***** TASK DATA *****

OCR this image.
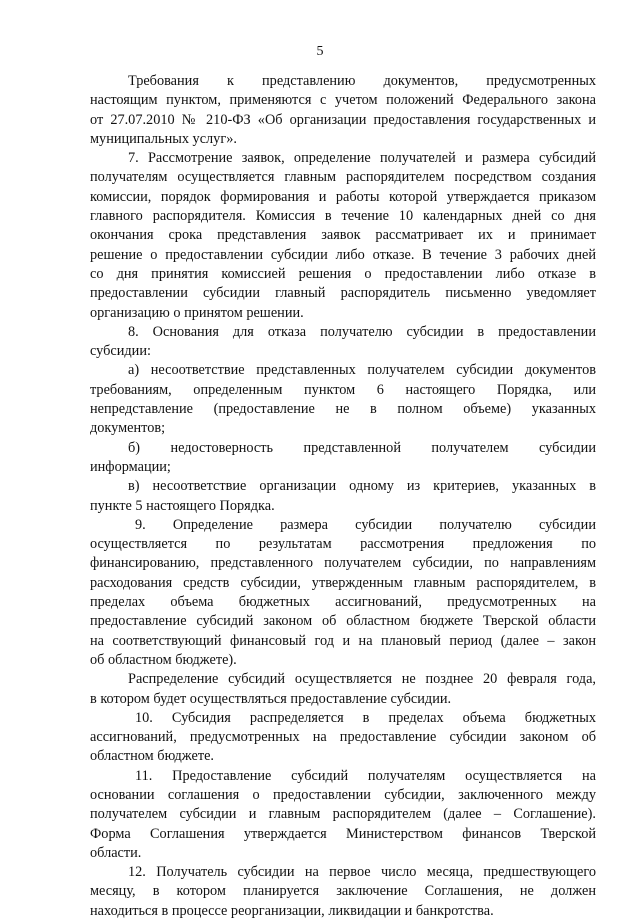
5
Требования к представлению документов, предусмотренных
настоящим пунктом, применяются с учетом положений Федерального закона
от 27.07.2010 № 210-ФЗ «Об организации предоставления государственных и
муниципальных услуг».
7. Рассмотрение заявок, определение получателей и размера субсидий
получателям осуществляется главным распорядителем посредством создания
комиссии, порядок формирования и работы которой утверждается приказом
главного распорядителя. Комиссия в течение 10 календарных дней со дня
окончания срока представления заявок рассматривает их и принимает
решение о предоставлении субсидии либо отказе. В течение 3 рабочих дней
со дня принятия комиссией решения о предоставлении либо отказе в
предоставлении субсидии главный распорядитель письменно уведомляет
организацию о принятом решении.
8. Основания для отказа получателю субсидии в предоставлении
субсидии:
а) несоответствие представленных получателем субсидии документов
требованиям, определенным пунктом 6 настоящего Порядка, или
непредставление (предоставление не в полном объеме) указанных
документов;
б) недостоверность представленной получателем субсидии
информации;
в) несоответствие организации одному из критериев, указанных в
пункте 5 настоящего Порядка.
9. Определение размера субсидии получателю субсидии
осуществляется по результатам рассмотрения предложения по
финансированию, представленного получателем субсидии, по направлениям
расходования средств субсидии, утвержденным главным распорядителем, в
пределах объема бюджетных ассигнований, предусмотренных на
предоставление субсидий законом об областном бюджете Тверской области
на соответствующий финансовый год и на плановый период (далее – закон
об областном бюджете).
Распределение субсидий осуществляется не позднее 20 февраля года,
в котором будет осуществляться предоставление субсидии.
10. Субсидия распределяется в пределах объема бюджетных
ассигнований, предусмотренных на предоставление субсидии законом об
областном бюджете.
11. Предоставление субсидий получателям осуществляется на
основании соглашения о предоставлении субсидии, заключенного между
получателем субсидии и главным распорядителем (далее – Соглашение).
Форма Соглашения утверждается Министерством финансов Тверской
области.
12. Получатель субсидии на первое число месяца, предшествующего
месяцу, в котором планируется заключение Соглашения, не должен
находиться в процессе реорганизации, ликвидации и банкротства.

*****

WHAT IS NEEDED
Reproduce every line precisely as given, omitting all pictures.

WRITTEN ANSWER
OCR this image.
5
Требования к представлению документов, предусмотренных
настоящим пунктом, применяются с учетом положений Федерального закона
от 27.07.2010 № 210-ФЗ «Об организации предоставления государственных и
муниципальных услуг».
7. Рассмотрение заявок, определение получателей и размера субсидий
получателям осуществляется главным распорядителем посредством создания
комиссии, порядок формирования и работы которой утверждается приказом
главного распорядителя. Комиссия в течение 10 календарных дней со дня
окончания срока представления заявок рассматривает их и принимает
решение о предоставлении субсидии либо отказе. В течение 3 рабочих дней
со дня принятия комиссией решения о предоставлении либо отказе в
предоставлении субсидии главный распорядитель письменно уведомляет
организацию о принятом решении.
8. Основания для отказа получателю субсидии в предоставлении
субсидии:
а) несоответствие представленных получателем субсидии документов
требованиям, определенным пунктом 6 настоящего Порядка, или
непредставление (предоставление не в полном объеме) указанных
документов;
б) недостоверность представленной получателем субсидии
информации;
в) несоответствие организации одному из критериев, указанных в
пункте 5 настоящего Порядка.
9. Определение размера субсидии получателю субсидии
осуществляется по результатам рассмотрения предложения по
финансированию, представленного получателем субсидии, по направлениям
расходования средств субсидии, утвержденным главным распорядителем, в
пределах объема бюджетных ассигнований, предусмотренных на
предоставление субсидий законом об областном бюджете Тверской области
на соответствующий финансовый год и на плановый период (далее – закон
об областном бюджете).
Распределение субсидий осуществляется не позднее 20 февраля года,
в котором будет осуществляться предоставление субсидии.
10. Субсидия распределяется в пределах объема бюджетных
ассигнований, предусмотренных на предоставление субсидии законом об
областном бюджете.
11. Предоставление субсидий получателям осуществляется на
основании соглашения о предоставлении субсидии, заключенного между
получателем субсидии и главным распорядителем (далее – Соглашение).
Форма Соглашения утверждается Министерством финансов Тверской
области.
12. Получатель субсидии на первое число месяца, предшествующего
месяцу, в котором планируется заключение Соглашения, не должен
находиться в процессе реорганизации, ликвидации и банкротства.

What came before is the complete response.